Print the records verbatim, from the beginning through the line that contains "- device-name: 202112300004: [138, 287, 255, 303]", inclusive.

--- Information supplied ---
— start —
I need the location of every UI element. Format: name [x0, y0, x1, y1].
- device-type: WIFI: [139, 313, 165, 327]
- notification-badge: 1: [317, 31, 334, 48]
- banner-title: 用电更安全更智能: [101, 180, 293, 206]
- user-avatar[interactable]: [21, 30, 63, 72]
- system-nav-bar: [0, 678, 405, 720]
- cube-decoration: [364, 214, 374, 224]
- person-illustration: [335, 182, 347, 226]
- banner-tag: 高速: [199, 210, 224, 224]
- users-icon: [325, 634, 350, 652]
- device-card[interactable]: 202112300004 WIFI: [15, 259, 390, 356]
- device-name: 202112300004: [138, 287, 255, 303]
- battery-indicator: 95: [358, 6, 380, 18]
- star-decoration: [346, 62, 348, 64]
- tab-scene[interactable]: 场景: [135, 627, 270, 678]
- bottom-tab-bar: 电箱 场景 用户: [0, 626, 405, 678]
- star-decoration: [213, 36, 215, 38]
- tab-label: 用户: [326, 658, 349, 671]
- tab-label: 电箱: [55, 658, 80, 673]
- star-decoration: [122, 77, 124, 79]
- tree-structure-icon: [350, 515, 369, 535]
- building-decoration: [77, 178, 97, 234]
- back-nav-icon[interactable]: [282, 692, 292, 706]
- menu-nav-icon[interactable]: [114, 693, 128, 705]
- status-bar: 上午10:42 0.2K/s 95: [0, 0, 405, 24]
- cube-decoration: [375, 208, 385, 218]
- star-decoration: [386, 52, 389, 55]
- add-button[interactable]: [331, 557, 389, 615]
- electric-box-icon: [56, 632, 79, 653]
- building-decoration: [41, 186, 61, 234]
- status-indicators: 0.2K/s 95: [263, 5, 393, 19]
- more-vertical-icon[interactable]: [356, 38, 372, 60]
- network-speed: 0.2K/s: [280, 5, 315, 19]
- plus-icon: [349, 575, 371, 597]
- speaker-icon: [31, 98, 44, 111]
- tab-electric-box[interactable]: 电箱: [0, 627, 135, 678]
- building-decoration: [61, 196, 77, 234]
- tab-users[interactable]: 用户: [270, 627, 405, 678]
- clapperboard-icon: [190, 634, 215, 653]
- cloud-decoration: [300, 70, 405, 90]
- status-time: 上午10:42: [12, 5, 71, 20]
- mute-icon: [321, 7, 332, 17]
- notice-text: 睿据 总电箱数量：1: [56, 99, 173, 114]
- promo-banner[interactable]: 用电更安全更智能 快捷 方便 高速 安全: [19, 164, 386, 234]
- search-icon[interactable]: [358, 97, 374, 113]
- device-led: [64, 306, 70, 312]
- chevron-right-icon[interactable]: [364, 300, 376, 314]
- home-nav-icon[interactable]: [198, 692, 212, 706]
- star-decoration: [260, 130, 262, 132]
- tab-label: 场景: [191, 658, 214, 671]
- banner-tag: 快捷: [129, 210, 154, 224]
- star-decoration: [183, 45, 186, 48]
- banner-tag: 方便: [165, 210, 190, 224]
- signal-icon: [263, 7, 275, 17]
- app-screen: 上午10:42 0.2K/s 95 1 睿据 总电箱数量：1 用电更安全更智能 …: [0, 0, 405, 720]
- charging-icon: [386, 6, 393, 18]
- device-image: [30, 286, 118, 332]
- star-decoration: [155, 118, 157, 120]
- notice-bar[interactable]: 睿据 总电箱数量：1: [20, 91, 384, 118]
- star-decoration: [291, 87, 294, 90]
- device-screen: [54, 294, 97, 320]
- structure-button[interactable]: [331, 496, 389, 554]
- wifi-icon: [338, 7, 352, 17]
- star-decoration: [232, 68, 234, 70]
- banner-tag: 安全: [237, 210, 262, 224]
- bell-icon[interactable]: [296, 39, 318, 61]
— end —
--- Worked solution ---
I need the location of every UI element. Format: name [x0, y0, x1, y1].
- device-type: WIFI: [139, 313, 165, 327]
- notification-badge: 1: [317, 31, 334, 48]
- banner-title: 用电更安全更智能: [101, 180, 293, 206]
- user-avatar[interactable]: [21, 30, 63, 72]
- system-nav-bar: [0, 678, 405, 720]
- cube-decoration: [364, 214, 374, 224]
- person-illustration: [335, 182, 347, 226]
- banner-tag: 高速: [199, 210, 224, 224]
- users-icon: [325, 634, 350, 652]
- device-card[interactable]: 202112300004 WIFI: [15, 259, 390, 356]
- device-name: 202112300004: [138, 287, 255, 303]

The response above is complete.